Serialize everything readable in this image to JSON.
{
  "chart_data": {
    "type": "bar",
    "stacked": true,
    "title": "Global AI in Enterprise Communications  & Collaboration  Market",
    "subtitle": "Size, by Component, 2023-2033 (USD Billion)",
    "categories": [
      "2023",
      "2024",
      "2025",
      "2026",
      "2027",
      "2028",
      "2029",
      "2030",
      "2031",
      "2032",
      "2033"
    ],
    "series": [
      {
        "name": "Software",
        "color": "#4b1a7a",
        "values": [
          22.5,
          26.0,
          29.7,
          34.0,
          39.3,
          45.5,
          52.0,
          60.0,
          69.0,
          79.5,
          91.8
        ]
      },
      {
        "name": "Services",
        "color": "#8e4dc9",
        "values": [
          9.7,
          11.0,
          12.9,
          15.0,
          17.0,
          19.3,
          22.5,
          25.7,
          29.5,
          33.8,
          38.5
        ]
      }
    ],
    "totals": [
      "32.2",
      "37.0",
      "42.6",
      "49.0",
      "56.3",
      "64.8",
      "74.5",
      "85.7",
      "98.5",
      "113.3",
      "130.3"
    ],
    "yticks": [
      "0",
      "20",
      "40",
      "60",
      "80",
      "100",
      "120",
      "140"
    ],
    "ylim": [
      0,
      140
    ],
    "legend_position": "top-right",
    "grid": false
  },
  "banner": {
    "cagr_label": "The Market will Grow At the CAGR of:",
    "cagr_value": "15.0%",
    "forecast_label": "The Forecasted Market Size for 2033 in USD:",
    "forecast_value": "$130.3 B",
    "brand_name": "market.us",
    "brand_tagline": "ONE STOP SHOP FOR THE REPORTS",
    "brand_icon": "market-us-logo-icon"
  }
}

+-------+

▸ Work to be completed
Exactly reproduce the material above.

▸ Answer to this task
Serialize everything readable in this image to JSON.
{
  "chart_data": {
    "type": "bar",
    "stacked": true,
    "title": "Global AI in Enterprise Communications  & Collaboration  Market",
    "subtitle": "Size, by Component, 2023-2033 (USD Billion)",
    "categories": [
      "2023",
      "2024",
      "2025",
      "2026",
      "2027",
      "2028",
      "2029",
      "2030",
      "2031",
      "2032",
      "2033"
    ],
    "series": [
      {
        "name": "Software",
        "color": "#4b1a7a",
        "values": [
          22.5,
          26.0,
          29.7,
          34.0,
          39.3,
          45.5,
          52.0,
          60.0,
          69.0,
          79.5,
          91.8
        ]
      },
      {
        "name": "Services",
        "color": "#8e4dc9",
        "values": [
          9.7,
          11.0,
          12.9,
          15.0,
          17.0,
          19.3,
          22.5,
          25.7,
          29.5,
          33.8,
          38.5
        ]
      }
    ],
    "totals": [
      "32.2",
      "37.0",
      "42.6",
      "49.0",
      "56.3",
      "64.8",
      "74.5",
      "85.7",
      "98.5",
      "113.3",
      "130.3"
    ],
    "yticks": [
      "0",
      "20",
      "40",
      "60",
      "80",
      "100",
      "120",
      "140"
    ],
    "ylim": [
      0,
      140
    ],
    "legend_position": "top-right",
    "grid": false
  },
  "banner": {
    "cagr_label": "The Market will Grow At the CAGR of:",
    "cagr_value": "15.0%",
    "forecast_label": "The Forecasted Market Size for 2033 in USD:",
    "forecast_value": "$130.3 B",
    "brand_name": "market.us",
    "brand_tagline": "ONE STOP SHOP FOR THE REPORTS",
    "brand_icon": "market-us-logo-icon"
  }
}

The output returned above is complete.